-- PASSAGE follows --
Community Health Toolkit

Takeaways from the Africa mHealth Research Institute (AmHRI) workshop

I had an awesome week at the Africa mHealth Research Institute (AmHRI) workshop held last week in Nairobi. We had an amazing faculty and a group of scholars. It was great spending the week learning and sharing with peers in mhealth research. Below are highlights from the week-long workshop.

Faculty:

Fogarty-National Institutes of Health (Laura Povlich, PhD)

Moi University School of Medicine (Profs. Violet Naanyu; Ann Mwangi; Eunice Kamaara; Juddy Wachira)

Vanderbilt University, School of Medicine (Martin Were,MD MS; Holly Cassell, MPH)

Yale School of Medicine (Saria Hassan, PhD)

Purdue University (Young Kim, PhD; Munirul Haque, MD, PhD)

University of Georgia (Juliet Sekandi, PhD)

Scholars: We were 31 scholars from not-for –profit organizations, academic institutions and technology companies. These included Medic Mobile, Partners in Health, Rwanda, KEMRI, Regional Centre of Excellence for Biomedical Engineering and e-Health, Rwanda, Makerere University, Mbarara University, Intellisoft, Mount Kenya University, University of Bergen, University of Botswana, Africa Health Research Institute, South Africa and Moi University

1. mHealth overview
During this session Martin Were and Young Kim walked us through mHealth innovation and trends between 1992 to present. Types of mHealth Applications in developing country settings as outlined by the mHealth Alliance Evidence Working Group (EWG)
-- PASSAGE concluded --
-- DATA RECORDS follows --
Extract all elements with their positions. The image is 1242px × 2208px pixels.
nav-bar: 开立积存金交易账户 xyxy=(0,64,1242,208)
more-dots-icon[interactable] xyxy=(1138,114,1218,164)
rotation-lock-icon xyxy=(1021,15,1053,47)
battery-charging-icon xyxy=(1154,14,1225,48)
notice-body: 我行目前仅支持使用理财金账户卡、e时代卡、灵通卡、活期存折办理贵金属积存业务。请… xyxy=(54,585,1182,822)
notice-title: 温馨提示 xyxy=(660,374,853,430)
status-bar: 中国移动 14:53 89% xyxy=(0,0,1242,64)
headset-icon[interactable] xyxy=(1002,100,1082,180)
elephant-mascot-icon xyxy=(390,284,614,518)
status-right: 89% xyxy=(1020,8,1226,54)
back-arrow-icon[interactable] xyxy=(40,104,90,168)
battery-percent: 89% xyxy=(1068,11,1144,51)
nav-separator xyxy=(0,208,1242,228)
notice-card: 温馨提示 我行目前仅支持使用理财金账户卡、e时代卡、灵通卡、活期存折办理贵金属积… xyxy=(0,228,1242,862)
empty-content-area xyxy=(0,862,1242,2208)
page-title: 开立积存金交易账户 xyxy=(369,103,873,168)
-- DATA RECORDS concluded --
• **EXERCISE SET**
**a.** Answer these questions from the workshop passage:
(i) In which city was the workshop held?
(ii) How many scholars took part?
(iii) Who led the session on mHealth innovation and trends?
**b.** Return the text of the workshop passage between "Fogarty-National Institutes of" and "(Saria Hassan, PhD)", inclusive, copied without changes.
The entries have no connection to the workshop passage.

• **ANSWERS PER TASK**
**a.**
(i) Nairobi
(ii) 31
(iii) Martin Were and Young Kim

**b.**
Fogarty-National Institutes of Health (Laura Povlich, PhD)

Moi University School of Medicine (Profs. Violet Naanyu; Ann Mwangi; Eunice Kamaara; Juddy Wachira)

Vanderbilt University, School of Medicine (Martin Were,MD MS; Holly Cassell, MPH)

Yale School of Medicine (Saria Hassan, PhD)